DIRECTIONS FOR THIS TASK:
Check every line of the entries for "label", and copy the lines that hold it.

THE RECORDS:
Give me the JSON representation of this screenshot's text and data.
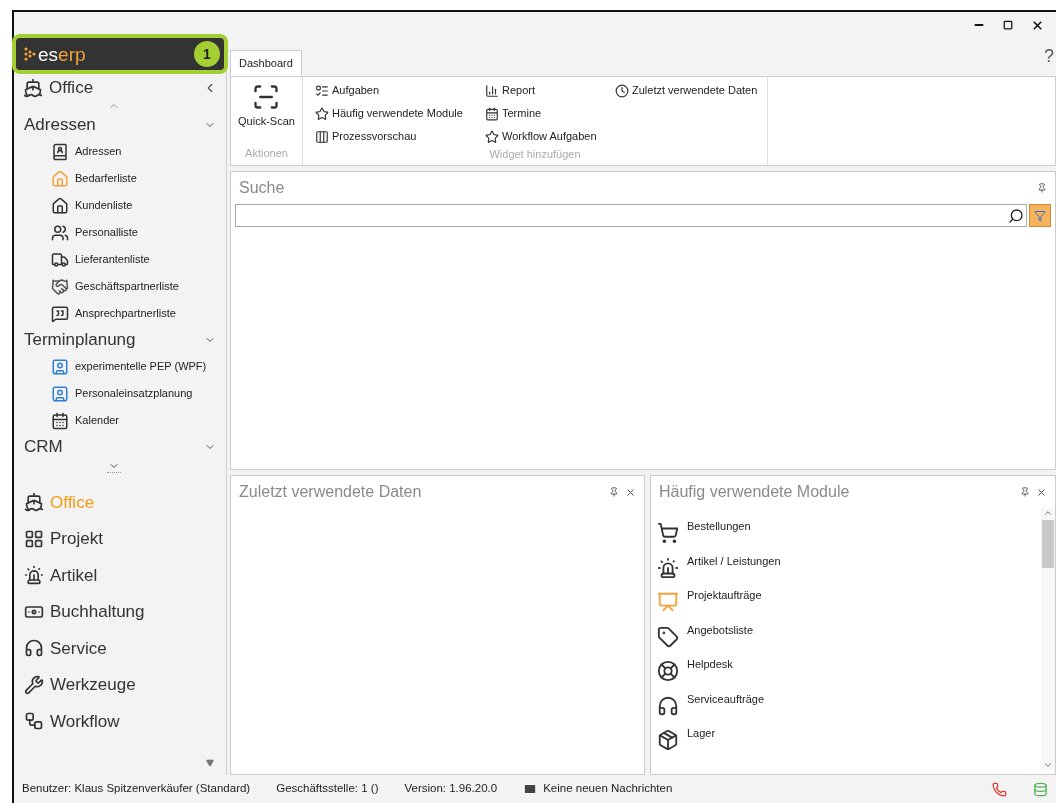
{
  "window": {
    "help": "?"
  },
  "sidebar": {
    "logo": {
      "parts": [
        {
          "text": "es",
          "color": "#ffffff"
        },
        {
          "text": "erp",
          "color": "#f5a23a"
        }
      ],
      "badge": "1"
    },
    "header": "Office",
    "groups": [
      {
        "title": "Adressen",
        "items": [
          "Adressen",
          "Bedarferliste",
          "Kundenliste",
          "Personalliste",
          "Lieferantenliste",
          "Geschäftspartnerliste",
          "Ansprechpartnerliste"
        ]
      },
      {
        "title": "Terminplanung",
        "items": [
          "experimentelle PEP (WPF)",
          "Personaleinsatzplanung",
          "Kalender"
        ]
      },
      {
        "title": "CRM"
      }
    ],
    "modules": [
      {
        "label": "Office",
        "selected": true
      },
      {
        "label": "Projekt",
        "selected": false
      },
      {
        "label": "Artikel",
        "selected": false
      },
      {
        "label": "Buchhaltung",
        "selected": false
      },
      {
        "label": "Service",
        "selected": false
      },
      {
        "label": "Werkzeuge",
        "selected": false
      },
      {
        "label": "Workflow",
        "selected": false
      }
    ]
  },
  "ribbon": {
    "tabs": [
      {
        "label": "Dashboard",
        "selected": true
      }
    ],
    "actions": {
      "title": "Aktionen",
      "button": "Quick-Scan"
    },
    "widgets": {
      "title": "Widget hinzufügen",
      "columns": [
        [
          "Aufgaben",
          "Häufig verwendete Module",
          "Prozessvorschau"
        ],
        [
          "Report",
          "Termine",
          "Workflow Aufgaben"
        ],
        [
          "Zuletzt verwendete Daten"
        ]
      ]
    }
  },
  "search_panel": {
    "title": "Suche"
  },
  "recent_panel": {
    "title": "Zuletzt verwendete Daten"
  },
  "modules_panel": {
    "title": "Häufig verwendete Module",
    "items": [
      "Bestellungen",
      "Artikel / Leistungen",
      "Projektaufträge",
      "Angebotsliste",
      "Helpdesk",
      "Serviceaufträge",
      "Lager"
    ]
  },
  "status_bar": {
    "user": "Benutzer: Klaus Spitzenverkäufer (Standard)",
    "branch": "Geschäftsstelle: 1 ()",
    "version": "Version: 1.96.20.0",
    "messages": "Keine neuen Nachrichten"
  }
}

SOLUTION FOR THIS PROBLEM:
        "label": "Office",
        "label": "Projekt",
        "label": "Artikel",
        "label": "Buchhaltung",
        "label": "Service",
        "label": "Werkzeuge",
        "label": "Workflow",
        "label": "Dashboard",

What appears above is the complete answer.